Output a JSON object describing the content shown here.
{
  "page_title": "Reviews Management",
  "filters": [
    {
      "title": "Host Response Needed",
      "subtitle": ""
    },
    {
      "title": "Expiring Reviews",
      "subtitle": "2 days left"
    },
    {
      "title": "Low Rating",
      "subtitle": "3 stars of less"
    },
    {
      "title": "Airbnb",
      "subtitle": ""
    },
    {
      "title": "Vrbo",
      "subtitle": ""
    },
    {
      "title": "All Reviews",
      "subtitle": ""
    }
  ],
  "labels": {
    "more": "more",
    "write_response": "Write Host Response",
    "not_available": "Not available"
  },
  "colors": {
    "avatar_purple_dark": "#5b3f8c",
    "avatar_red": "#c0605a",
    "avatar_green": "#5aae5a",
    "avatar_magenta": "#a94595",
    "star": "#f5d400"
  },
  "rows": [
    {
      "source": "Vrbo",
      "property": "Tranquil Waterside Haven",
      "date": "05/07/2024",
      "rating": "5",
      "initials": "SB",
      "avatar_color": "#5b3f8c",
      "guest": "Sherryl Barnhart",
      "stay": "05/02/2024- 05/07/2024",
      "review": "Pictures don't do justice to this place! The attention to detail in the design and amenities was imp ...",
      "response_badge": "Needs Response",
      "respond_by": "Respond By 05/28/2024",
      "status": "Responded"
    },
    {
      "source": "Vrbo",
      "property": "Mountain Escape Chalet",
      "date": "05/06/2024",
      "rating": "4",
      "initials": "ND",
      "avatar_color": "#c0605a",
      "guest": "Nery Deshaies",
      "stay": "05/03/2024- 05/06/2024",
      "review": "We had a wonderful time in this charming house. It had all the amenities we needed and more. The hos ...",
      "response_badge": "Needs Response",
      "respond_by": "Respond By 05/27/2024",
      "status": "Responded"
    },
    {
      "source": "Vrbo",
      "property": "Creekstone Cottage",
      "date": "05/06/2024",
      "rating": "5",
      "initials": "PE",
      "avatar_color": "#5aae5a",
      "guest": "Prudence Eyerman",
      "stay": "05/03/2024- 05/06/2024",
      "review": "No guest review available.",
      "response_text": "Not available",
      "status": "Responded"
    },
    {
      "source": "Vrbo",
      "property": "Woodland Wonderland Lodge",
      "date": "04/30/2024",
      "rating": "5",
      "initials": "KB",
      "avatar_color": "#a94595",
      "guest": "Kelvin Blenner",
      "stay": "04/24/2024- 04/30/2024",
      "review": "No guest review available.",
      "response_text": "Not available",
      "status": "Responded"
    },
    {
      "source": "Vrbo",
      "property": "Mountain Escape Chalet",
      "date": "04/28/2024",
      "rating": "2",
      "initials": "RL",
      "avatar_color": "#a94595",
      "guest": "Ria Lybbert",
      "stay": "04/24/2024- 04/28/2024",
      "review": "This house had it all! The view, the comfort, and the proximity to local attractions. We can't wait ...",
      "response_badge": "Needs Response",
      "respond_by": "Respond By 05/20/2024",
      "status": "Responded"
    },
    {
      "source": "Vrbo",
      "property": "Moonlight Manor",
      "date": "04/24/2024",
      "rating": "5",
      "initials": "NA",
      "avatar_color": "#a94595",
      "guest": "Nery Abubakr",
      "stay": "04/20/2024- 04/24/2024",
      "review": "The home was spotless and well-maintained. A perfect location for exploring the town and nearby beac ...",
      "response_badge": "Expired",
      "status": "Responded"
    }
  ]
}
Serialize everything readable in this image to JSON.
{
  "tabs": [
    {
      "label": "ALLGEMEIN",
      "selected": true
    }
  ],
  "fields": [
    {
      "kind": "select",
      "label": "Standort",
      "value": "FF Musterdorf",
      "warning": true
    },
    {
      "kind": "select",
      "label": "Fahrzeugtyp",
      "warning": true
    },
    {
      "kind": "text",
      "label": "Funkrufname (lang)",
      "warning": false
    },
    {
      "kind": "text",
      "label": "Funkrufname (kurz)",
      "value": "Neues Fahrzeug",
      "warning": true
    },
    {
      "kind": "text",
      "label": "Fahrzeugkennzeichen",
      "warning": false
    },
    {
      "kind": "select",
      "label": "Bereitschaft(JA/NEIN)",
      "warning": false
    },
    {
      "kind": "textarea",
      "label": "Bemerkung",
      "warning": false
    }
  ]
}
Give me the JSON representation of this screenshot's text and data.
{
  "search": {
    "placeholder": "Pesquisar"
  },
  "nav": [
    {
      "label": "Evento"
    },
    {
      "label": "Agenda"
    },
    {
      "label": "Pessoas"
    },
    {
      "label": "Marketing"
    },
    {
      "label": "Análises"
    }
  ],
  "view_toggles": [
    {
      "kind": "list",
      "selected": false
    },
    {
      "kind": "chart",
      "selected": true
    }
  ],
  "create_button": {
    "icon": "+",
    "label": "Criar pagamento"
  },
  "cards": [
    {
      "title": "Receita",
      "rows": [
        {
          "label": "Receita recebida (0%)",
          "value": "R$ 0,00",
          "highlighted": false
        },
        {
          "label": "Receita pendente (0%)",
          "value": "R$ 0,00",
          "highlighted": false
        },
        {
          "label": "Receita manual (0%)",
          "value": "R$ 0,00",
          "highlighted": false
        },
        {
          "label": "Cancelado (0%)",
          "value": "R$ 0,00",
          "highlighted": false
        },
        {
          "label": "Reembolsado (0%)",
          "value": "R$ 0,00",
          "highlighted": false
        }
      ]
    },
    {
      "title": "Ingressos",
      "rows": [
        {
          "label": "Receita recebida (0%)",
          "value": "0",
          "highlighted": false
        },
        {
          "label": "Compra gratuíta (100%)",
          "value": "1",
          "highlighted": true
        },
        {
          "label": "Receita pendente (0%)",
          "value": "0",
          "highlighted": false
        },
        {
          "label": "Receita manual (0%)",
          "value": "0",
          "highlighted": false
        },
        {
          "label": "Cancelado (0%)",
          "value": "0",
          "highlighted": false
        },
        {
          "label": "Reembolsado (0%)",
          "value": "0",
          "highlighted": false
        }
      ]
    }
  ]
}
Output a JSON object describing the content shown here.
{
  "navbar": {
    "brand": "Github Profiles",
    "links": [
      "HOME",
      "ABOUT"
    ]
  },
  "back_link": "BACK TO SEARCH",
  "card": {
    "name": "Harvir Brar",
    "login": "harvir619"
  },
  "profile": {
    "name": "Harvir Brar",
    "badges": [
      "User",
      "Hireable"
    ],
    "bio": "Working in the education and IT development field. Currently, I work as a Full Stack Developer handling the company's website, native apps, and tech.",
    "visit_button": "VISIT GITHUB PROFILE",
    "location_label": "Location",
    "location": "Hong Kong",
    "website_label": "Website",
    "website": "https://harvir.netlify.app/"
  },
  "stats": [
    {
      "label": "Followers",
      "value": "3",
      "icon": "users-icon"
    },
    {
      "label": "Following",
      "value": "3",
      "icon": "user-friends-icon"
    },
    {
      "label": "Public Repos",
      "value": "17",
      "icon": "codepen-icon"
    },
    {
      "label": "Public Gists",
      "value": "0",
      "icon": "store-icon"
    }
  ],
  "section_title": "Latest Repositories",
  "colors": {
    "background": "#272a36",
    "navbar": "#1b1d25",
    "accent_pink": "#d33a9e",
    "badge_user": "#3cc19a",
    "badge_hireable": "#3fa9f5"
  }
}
▬▬▬▬▬▬▬▬▬▬
Pick out each line above that includes "icon" and show it.

    "icon": "+",
      "icon": "users-icon"
      "icon": "user-friends-icon"
      "icon": "codepen-icon"
      "icon": "store-icon"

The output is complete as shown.